Sayfa metni

Çok büyük, fazlaca sihirli ve ahenk içinde bir denge var. 
Bir şey fazla kaçınca diğeri azalıyor, bir taraf ağırsa diğer taraf hemen hafifliyor ki büyük uyum sayamadığımız kadar uzun zamandır dengede olduğu gibi dengede kalmaya devam etsin. 
İyi ya da kötü yok, zihnin kattığı yorumlar var. 

'Zihnin Halleri' diye bir programa katıldık. Şimdilik 4 haftalık bir program. İkinci hafta geride kaldı. 
İlk hafta tanışma, zihnin yapısı ve niyetler üstüneydi. 
İkinci hafta da biraz daha derinlere indik.

En sevdiğim kısmı da 'ÇABASIZ ÇABA' kavramı oldu.

Bunu anlayabilmek için bir çeşit teslimiyet duygusu, tanık olabilmek ve izin verebilmeyi anlamak gerekiyor. Bütün bunlar hepimizde yüklü, hepimiz biliyoruz aslında. Ama neden uygulayamıyoruz? Bizi biz olmaktan alıkoyan ne oluyor. Zihin neden böyle doluyor, neden kendimiz olamıyoruz ya da hamal gibi yük taşıyoruz. Geçmişin yüklerini, geleceğin endişelerini neden böyle taşıyoruz. 

Değişim bir 'An'. 
Öyle güzel bir örnekle açıkladı ki konuşmacılardan birisi bir katılımcının sorusunu... 
Dedi ki;

''Zihin karanlık bir kutu. 
Biz burda onda bir çatlak oluşturucaz ve ordan minik bir ışık huzmesi süzülücek. 
Ve karanlığa bir kere ışık dolmaya başladıktan sonra o kutu eninde sonunda aydınlanacak, 
merak etme. 
'Fark'ettiğin her şey iyileşir.''

İnsanların temsil sistemlerini konuştuk. Kimimiz dokunsal, kimimiz işitsel, kimimiz de görseliz. Aslında tüm temsil sistemleri hepimizde var ama bazılarımızda bazıları baskın bazıları da çok düşük. Sahip olduğumuz yetilere göre davranıyoruz aslında sadece, yani doğru/yanlış ya da iyi/kötü yapmıyoruz. Evet bazılarımızda bazı sistemler bozulmuş olabiliyor ama bu da yargılama/yargılanma gerektirmiyor. Maskeler, olayların nasıl da içinden işimize gelen kısımlarını seçip diğerlerini silip, genelleştirdiğimizi konuştuk. İlüzyonun ve hakikatin üstünde durduk.

Görev
Lütfen yukarıdaki sayfa metninde "İlk hafta tanışma, zihnin" sözcüklerinin geçtiği yerden başlayıp "karanlık bir kutu." sözcüklerinden sonra durarak o bölümü harfi harfine tekrarla.

Sağlanan materyal
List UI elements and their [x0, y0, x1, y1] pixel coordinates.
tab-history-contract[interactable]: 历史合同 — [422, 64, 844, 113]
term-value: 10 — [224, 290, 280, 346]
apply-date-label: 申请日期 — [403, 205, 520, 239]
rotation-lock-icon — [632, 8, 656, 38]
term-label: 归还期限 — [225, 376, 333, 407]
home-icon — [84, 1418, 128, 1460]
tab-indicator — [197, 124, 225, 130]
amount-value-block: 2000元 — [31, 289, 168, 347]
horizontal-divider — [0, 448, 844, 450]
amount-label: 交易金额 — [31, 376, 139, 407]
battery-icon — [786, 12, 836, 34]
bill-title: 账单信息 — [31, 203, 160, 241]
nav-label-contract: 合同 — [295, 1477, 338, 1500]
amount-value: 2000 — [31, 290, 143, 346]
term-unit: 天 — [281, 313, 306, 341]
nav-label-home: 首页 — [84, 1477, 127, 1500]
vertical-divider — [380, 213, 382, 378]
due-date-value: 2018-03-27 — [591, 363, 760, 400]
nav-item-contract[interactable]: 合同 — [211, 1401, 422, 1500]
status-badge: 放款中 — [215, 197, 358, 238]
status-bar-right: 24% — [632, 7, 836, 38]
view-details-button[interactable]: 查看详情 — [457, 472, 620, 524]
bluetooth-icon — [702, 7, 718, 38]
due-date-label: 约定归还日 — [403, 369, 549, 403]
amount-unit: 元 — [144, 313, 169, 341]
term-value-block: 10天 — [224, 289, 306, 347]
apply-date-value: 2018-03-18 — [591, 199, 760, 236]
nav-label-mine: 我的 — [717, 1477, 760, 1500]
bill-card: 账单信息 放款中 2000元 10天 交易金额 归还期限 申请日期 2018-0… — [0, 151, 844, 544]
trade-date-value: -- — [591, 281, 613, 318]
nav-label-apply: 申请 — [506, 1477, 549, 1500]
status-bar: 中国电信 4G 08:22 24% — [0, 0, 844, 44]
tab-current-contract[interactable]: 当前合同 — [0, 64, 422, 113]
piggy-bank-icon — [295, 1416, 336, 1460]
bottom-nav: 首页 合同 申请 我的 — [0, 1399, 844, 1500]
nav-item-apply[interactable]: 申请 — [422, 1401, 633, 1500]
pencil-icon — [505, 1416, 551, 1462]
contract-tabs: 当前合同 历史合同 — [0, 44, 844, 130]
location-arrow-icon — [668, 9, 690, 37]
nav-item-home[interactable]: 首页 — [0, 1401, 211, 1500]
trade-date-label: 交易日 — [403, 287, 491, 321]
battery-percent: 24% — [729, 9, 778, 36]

Çözüm aşağıda
İlk hafta tanışma, zihnin yapısı ve niyetler üstüneydi. 
İkinci hafta da biraz daha derinlere indik.

En sevdiğim kısmı da 'ÇABASIZ ÇABA' kavramı oldu.

Bunu anlayabilmek için bir çeşit teslimiyet duygusu, tanık olabilmek ve izin verebilmeyi anlamak gerekiyor. Bütün bunlar hepimizde yüklü, hepimiz biliyoruz aslında. Ama neden uygulayamıyoruz? Bizi biz olmaktan alıkoyan ne oluyor. Zihin neden böyle doluyor, neden kendimiz olamıyoruz ya da hamal gibi yük taşıyoruz. Geçmişin yüklerini, geleceğin endişelerini neden böyle taşıyoruz. 

Değişim bir 'An'. 
Öyle güzel bir örnekle açıkladı ki konuşmacılardan birisi bir katılımcının sorusunu... 
Dedi ki;

''Zihin karanlık bir kutu.